§ **TEXT PASSAGE**:
·····
Key Experimental Results

Main Results

Method NeRF-DS Mean PSNR↑ Mean SSIM↑ Mean LPIPS↓
Deformable 3DGS 19.66 0.5826 0.3181
4DGS 18.09 0.4649 0.4078
GaussianShader 14.98 0.3681 0.6121
GS-IR 15.05 0.3678 0.5856
NeRF-DS 18.74 0.5151 0.4337
HyperNeRF 16.23 0.5007 0.4420
SpectroMotion 20.08 0.5909 0.3094

Ablation Study

Scene SpectroMotion PSNR Deformable 3DGS PSNR Gain Description
As 24.51 24.14 +0.37 Scenes with weaker specular effects
Bell 19.60 19.42 +0.18 Contains strong specular reflection
Cup 20.13 20.10 +0.03 Small gap but still optimal
Plate 16.53 16.12 +0.41 Significant improvement in highly specular scenes
Press 21.70 19.64 +2.06 Maximum improvement, complex specular dynamics
Sieve 20.36 20.74 -0.38 The only scene outperformed by Deformable 3DGS

Key Findings

  • In the specialized evaluation of dynamic specular objects (using dynamic specular masks generated via Track Anything), SpectroMotion comprehensively outperforms all methods.
  • It automatically distinguishes between dynamic and static objects without mask supervision (verified by visualizing the deformation magnitude of the deformable Gaussian MLP).
  • The diffuse/specular decomposition results are visually plausible—specular components map to smooth metallic surfaces.
·····
§ **EXTRACTED MATERIAL**:
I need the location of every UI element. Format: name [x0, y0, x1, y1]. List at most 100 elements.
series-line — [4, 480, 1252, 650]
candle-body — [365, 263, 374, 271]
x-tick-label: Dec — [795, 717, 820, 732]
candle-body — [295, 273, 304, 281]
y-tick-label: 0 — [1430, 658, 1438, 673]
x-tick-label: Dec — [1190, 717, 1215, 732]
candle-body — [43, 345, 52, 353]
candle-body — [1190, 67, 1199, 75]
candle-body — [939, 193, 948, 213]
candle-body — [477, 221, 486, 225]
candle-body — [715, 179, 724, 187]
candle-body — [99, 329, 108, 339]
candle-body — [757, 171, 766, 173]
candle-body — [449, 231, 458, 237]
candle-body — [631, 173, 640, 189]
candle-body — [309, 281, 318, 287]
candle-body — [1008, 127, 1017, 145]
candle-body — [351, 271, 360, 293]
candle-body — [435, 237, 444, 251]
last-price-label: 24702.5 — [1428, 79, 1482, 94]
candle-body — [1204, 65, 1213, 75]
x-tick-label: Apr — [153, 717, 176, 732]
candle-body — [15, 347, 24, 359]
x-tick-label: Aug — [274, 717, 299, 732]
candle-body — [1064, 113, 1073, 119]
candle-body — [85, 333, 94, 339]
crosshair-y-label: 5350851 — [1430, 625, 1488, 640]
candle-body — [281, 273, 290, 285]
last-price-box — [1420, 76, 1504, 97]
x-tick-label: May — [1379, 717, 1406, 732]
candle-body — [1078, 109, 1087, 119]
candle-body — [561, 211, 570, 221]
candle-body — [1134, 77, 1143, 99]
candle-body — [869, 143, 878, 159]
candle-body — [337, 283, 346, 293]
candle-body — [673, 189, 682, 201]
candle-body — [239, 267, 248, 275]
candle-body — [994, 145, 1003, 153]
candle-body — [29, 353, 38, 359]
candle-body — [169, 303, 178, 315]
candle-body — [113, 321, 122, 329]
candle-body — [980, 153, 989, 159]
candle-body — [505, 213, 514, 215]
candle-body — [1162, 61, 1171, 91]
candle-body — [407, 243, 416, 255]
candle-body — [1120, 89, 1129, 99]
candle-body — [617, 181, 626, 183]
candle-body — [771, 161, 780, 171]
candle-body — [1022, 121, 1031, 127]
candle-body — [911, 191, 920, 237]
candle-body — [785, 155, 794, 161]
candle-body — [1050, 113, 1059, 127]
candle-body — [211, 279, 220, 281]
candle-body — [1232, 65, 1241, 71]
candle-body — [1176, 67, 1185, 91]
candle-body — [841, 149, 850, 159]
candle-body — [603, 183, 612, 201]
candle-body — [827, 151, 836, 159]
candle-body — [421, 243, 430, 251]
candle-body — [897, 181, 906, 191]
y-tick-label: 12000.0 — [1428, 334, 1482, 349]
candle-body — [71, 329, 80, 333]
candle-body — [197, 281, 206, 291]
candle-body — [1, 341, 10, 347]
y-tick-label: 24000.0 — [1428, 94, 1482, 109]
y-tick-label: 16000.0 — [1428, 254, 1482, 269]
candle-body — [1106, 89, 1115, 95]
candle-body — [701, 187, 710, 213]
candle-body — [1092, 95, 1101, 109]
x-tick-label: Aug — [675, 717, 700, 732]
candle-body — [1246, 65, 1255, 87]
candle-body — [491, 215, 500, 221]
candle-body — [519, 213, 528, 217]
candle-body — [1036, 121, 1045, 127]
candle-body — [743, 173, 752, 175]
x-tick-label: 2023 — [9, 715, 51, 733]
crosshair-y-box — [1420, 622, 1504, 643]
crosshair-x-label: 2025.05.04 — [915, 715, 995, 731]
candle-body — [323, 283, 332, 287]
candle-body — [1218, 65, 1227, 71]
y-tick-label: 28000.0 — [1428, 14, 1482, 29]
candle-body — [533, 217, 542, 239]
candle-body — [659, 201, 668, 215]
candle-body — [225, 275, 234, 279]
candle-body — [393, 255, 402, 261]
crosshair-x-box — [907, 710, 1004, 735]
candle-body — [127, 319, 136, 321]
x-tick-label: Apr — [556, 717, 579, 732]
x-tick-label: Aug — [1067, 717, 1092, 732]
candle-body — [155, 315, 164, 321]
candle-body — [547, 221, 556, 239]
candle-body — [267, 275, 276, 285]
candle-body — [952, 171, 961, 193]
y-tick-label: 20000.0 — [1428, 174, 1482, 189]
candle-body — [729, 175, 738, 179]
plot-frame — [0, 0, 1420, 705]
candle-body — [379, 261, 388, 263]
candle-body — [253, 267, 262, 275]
·····
§ **YOUR GOAL**: Write the next part of the text on SpectroMotion's experimental results, starting after its last finding. The material comes from a different source than the text about SpectroMotion's results.

§ **RESULT**:
  • Most scenes contain <200k Gaussians, allowing real-time rendering at \(\ge 30\) FPS.
  • Training time is approximately 1-2 hours (RTX 4090), which is significantly faster than NeRF-DS.
  • Limitation: Floaters can appear during drastic scene changes (e.g., hands entering/leaving the frame).

Highlights & Insights

  • Unifying dynamics and specular reflection under the 3DGS framework for the first time: Previously, dynamic 3DGS and specular 3DGS were studied as separate domains. SpectroMotion elegantly unifies both under a single framework, representing a major contribution in its own right.
  • Robustness of the phased training strategy: Progressive training starting from static \(\rightarrow\) dynamic \(\rightarrow\) specular stages circumvent conflicts among multiple learning objectives. The design of the specular stage (freezing geometry first and then unfreezing) balances the optimization of newly introduced and existing components.
  • Decomposition strategy for time-varying illumination: Factoring illumination into a canonical environment map (baseline) + a deformable reflection MLP (time-varying deviation) is a design that can be transferred to other tasks handling time-varying appearance.

Limitations & Future Work

  • Unable to handle drastic scene variations (such as new objects entering/leaving the scene), relying on stable foreground objects.
  • Employs only monocular video, which may introduce ambiguities in geometrically complex regions.
  • The environment map assumes global illumination, failing to model shadow variations caused by local occlusions.
  • Future Improvements: Incorporating space-time voxel representations of 4DGS to handle severe motion, introducing physically-constrained material models (BRDF), and extending to multi-view inputs.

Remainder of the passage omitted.